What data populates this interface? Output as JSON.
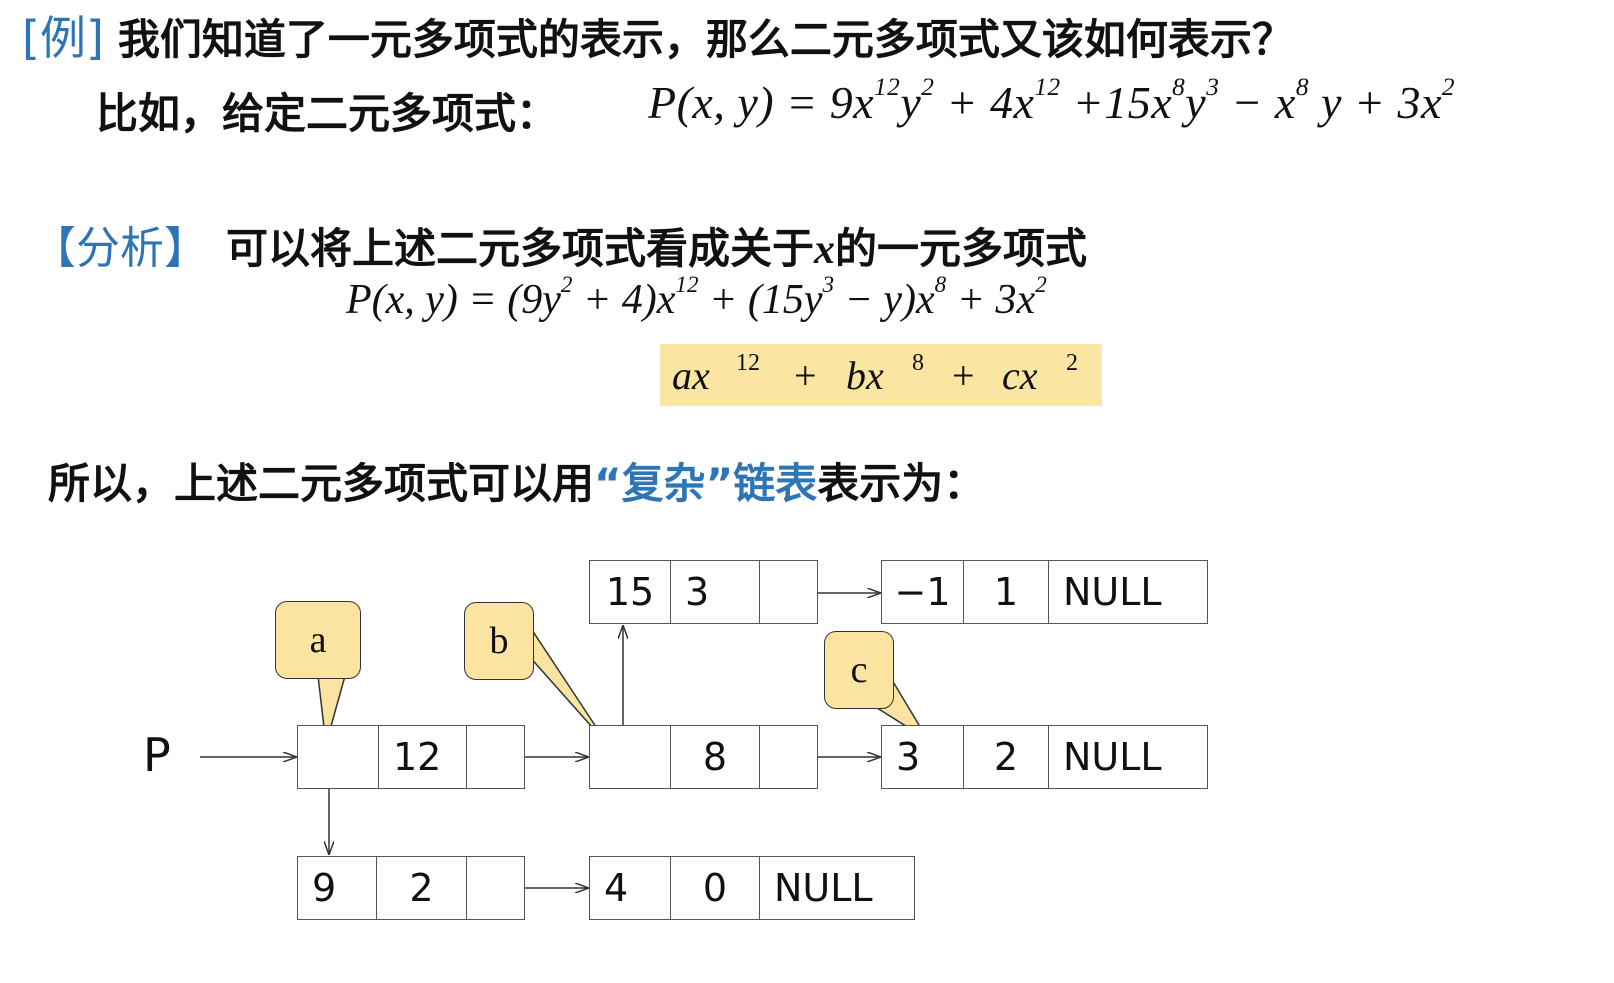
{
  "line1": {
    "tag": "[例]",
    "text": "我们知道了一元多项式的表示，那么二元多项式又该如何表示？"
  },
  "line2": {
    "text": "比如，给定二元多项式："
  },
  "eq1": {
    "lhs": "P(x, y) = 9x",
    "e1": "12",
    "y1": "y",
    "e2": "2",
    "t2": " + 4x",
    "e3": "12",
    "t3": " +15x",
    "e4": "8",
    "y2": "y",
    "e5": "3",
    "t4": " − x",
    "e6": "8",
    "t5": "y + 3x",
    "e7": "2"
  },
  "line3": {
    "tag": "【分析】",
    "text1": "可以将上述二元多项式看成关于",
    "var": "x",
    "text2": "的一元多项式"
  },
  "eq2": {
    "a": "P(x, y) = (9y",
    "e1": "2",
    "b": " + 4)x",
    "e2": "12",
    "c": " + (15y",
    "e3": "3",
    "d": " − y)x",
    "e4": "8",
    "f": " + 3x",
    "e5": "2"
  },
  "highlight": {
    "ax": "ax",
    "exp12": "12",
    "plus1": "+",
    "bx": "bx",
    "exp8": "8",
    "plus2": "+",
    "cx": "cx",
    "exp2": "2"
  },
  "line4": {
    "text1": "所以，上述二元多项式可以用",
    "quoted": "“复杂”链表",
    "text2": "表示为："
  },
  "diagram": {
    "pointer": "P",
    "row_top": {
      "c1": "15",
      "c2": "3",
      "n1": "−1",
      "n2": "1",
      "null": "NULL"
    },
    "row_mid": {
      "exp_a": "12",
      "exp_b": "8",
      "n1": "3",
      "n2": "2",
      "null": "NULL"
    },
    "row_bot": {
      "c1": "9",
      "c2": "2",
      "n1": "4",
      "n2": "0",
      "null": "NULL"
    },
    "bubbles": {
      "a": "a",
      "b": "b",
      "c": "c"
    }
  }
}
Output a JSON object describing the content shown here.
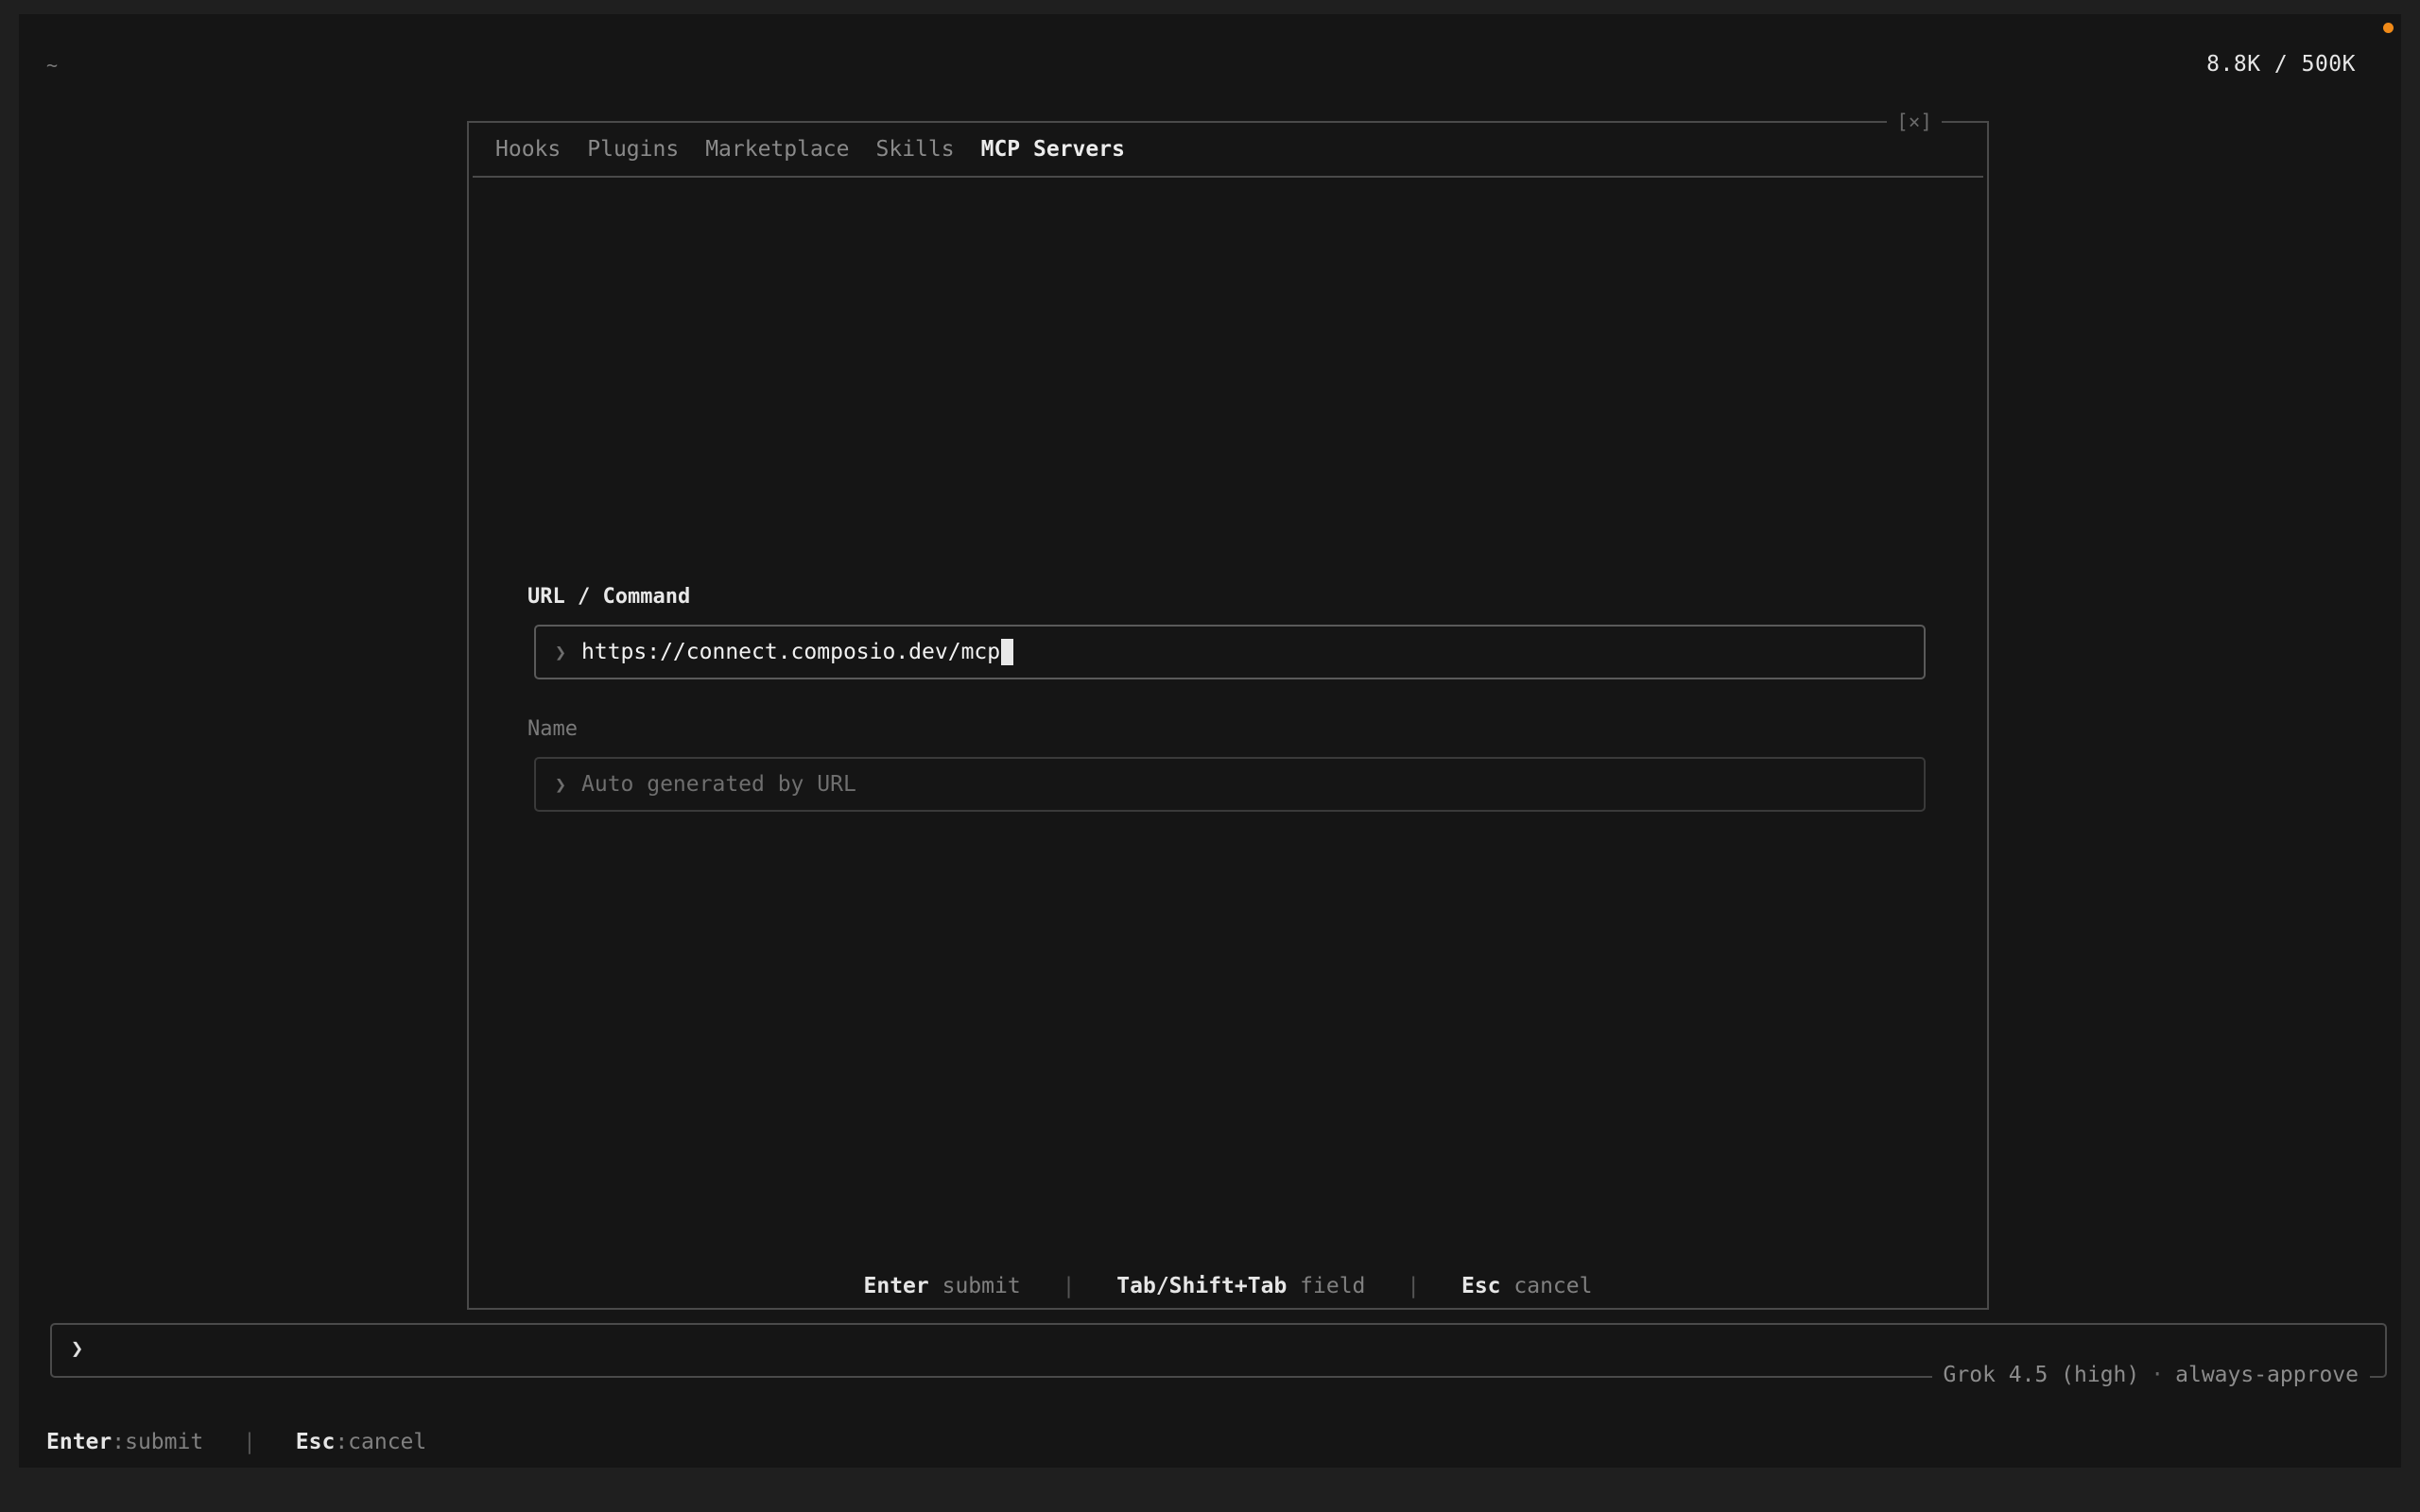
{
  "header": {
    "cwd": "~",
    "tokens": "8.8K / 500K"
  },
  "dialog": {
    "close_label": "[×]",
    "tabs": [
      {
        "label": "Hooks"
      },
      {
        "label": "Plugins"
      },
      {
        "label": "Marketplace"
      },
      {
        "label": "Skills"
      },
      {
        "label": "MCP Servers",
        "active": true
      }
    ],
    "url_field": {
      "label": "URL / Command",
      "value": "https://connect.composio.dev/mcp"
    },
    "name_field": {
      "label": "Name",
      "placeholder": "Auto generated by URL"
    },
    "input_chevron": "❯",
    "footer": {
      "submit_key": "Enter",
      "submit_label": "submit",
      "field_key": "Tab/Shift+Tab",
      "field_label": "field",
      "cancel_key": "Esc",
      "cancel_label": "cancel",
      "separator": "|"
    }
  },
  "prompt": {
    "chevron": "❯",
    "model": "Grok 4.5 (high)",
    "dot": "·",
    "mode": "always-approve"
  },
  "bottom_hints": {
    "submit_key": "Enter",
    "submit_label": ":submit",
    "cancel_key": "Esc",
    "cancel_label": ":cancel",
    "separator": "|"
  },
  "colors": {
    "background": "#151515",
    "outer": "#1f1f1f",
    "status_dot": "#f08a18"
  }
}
■ ■ ■ ■ ■ ■ ■
Task prompt
The listing above must be printed again exactly, minus its pictures.

Output of the task
What data populates this interface? Output as JSON.
{
  "line1": {
    "tag": "[例]",
    "text": "我们知道了一元多项式的表示，那么二元多项式又该如何表示？"
  },
  "line2": {
    "text": "比如，给定二元多项式："
  },
  "eq1": {
    "lhs": "P(x, y) = 9x",
    "e1": "12",
    "y1": "y",
    "e2": "2",
    "t2": " + 4x",
    "e3": "12",
    "t3": " +15x",
    "e4": "8",
    "y2": "y",
    "e5": "3",
    "t4": " − x",
    "e6": "8",
    "t5": "y + 3x",
    "e7": "2"
  },
  "line3": {
    "tag": "【分析】",
    "text1": "可以将上述二元多项式看成关于",
    "var": "x",
    "text2": "的一元多项式"
  },
  "eq2": {
    "a": "P(x, y) = (9y",
    "e1": "2",
    "b": " + 4)x",
    "e2": "12",
    "c": " + (15y",
    "e3": "3",
    "d": " − y)x",
    "e4": "8",
    "f": " + 3x",
    "e5": "2"
  },
  "highlight": {
    "ax": "ax",
    "exp12": "12",
    "plus1": "+",
    "bx": "bx",
    "exp8": "8",
    "plus2": "+",
    "cx": "cx",
    "exp2": "2"
  },
  "line4": {
    "text1": "所以，上述二元多项式可以用",
    "quoted": "“复杂”链表",
    "text2": "表示为："
  },
  "diagram": {
    "pointer": "P",
    "row_top": {
      "c1": "15",
      "c2": "3",
      "n1": "−1",
      "n2": "1",
      "null": "NULL"
    },
    "row_mid": {
      "exp_a": "12",
      "exp_b": "8",
      "n1": "3",
      "n2": "2",
      "null": "NULL"
    },
    "row_bot": {
      "c1": "9",
      "c2": "2",
      "n1": "4",
      "n2": "0",
      "null": "NULL"
    },
    "bubbles": {
      "a": "a",
      "b": "b",
      "c": "c"
    }
  }
}
Output a JSON object describing the content shown here.
{
  "header": {
    "cwd": "~",
    "tokens": "8.8K / 500K"
  },
  "dialog": {
    "close_label": "[×]",
    "tabs": [
      {
        "label": "Hooks"
      },
      {
        "label": "Plugins"
      },
      {
        "label": "Marketplace"
      },
      {
        "label": "Skills"
      },
      {
        "label": "MCP Servers",
        "active": true
      }
    ],
    "url_field": {
      "label": "URL / Command",
      "value": "https://connect.composio.dev/mcp"
    },
    "name_field": {
      "label": "Name",
      "placeholder": "Auto generated by URL"
    },
    "input_chevron": "❯",
    "footer": {
      "submit_key": "Enter",
      "submit_label": "submit",
      "field_key": "Tab/Shift+Tab",
      "field_label": "field",
      "cancel_key": "Esc",
      "cancel_label": "cancel",
      "separator": "|"
    }
  },
  "prompt": {
    "chevron": "❯",
    "model": "Grok 4.5 (high)",
    "dot": "·",
    "mode": "always-approve"
  },
  "bottom_hints": {
    "submit_key": "Enter",
    "submit_label": ":submit",
    "cancel_key": "Esc",
    "cancel_label": ":cancel",
    "separator": "|"
  },
  "colors": {
    "background": "#151515",
    "outer": "#1f1f1f",
    "status_dot": "#f08a18"
  }
}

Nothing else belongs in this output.